-- Data section --
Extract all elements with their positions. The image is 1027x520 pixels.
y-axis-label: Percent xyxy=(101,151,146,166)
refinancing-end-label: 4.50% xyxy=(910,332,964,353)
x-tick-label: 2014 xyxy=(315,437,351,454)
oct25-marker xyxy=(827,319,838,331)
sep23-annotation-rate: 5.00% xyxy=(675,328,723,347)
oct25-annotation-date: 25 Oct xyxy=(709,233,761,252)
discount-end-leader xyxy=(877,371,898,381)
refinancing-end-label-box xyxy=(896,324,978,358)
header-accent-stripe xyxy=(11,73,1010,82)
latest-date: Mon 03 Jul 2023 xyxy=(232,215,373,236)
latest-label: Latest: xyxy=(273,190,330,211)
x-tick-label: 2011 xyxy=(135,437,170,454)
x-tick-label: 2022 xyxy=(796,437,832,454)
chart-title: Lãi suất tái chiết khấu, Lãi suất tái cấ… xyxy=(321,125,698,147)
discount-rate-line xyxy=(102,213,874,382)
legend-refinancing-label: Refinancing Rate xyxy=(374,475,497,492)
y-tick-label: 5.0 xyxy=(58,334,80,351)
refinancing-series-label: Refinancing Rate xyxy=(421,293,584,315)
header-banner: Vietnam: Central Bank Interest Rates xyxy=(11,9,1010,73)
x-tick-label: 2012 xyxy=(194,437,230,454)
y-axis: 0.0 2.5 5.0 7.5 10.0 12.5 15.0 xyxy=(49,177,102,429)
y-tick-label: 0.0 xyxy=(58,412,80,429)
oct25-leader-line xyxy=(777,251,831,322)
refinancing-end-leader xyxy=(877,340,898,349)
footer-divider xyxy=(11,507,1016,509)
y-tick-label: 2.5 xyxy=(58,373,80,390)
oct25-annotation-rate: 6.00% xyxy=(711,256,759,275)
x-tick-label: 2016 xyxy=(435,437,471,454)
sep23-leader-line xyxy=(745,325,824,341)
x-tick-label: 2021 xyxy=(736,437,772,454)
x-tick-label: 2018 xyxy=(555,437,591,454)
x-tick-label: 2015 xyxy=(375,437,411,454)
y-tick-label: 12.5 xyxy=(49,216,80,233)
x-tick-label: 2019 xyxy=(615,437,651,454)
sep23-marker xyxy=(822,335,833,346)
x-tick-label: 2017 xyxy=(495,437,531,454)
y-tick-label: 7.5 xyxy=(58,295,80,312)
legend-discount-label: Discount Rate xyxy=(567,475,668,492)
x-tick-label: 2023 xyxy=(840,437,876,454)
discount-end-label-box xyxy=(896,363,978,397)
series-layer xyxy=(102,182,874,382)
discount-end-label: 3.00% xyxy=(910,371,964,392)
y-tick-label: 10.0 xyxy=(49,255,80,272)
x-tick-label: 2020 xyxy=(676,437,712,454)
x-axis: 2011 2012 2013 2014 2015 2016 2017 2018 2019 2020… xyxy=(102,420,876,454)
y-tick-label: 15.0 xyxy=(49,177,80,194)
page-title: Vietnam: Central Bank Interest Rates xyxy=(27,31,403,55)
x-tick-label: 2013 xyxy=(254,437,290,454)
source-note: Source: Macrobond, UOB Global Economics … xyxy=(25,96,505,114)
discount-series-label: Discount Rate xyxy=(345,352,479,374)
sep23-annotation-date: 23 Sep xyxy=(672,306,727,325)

-- To do --
Print the rows above verbatim, from the start of the rows through the line containing "y-tick-label: 5.0 xyxy=(58,334,80,351)", both ends included.

-- Task answer --
Extract all elements with their positions. The image is 1027x520 pixels.
y-axis-label: Percent xyxy=(101,151,146,166)
refinancing-end-label: 4.50% xyxy=(910,332,964,353)
x-tick-label: 2014 xyxy=(315,437,351,454)
oct25-marker xyxy=(827,319,838,331)
sep23-annotation-rate: 5.00% xyxy=(675,328,723,347)
oct25-annotation-date: 25 Oct xyxy=(709,233,761,252)
discount-end-leader xyxy=(877,371,898,381)
refinancing-end-label-box xyxy=(896,324,978,358)
header-accent-stripe xyxy=(11,73,1010,82)
latest-date: Mon 03 Jul 2023 xyxy=(232,215,373,236)
latest-label: Latest: xyxy=(273,190,330,211)
x-tick-label: 2011 xyxy=(135,437,170,454)
x-tick-label: 2022 xyxy=(796,437,832,454)
chart-title: Lãi suất tái chiết khấu, Lãi suất tái cấ… xyxy=(321,125,698,147)
discount-rate-line xyxy=(102,213,874,382)
legend-refinancing-label: Refinancing Rate xyxy=(374,475,497,492)
y-tick-label: 5.0 xyxy=(58,334,80,351)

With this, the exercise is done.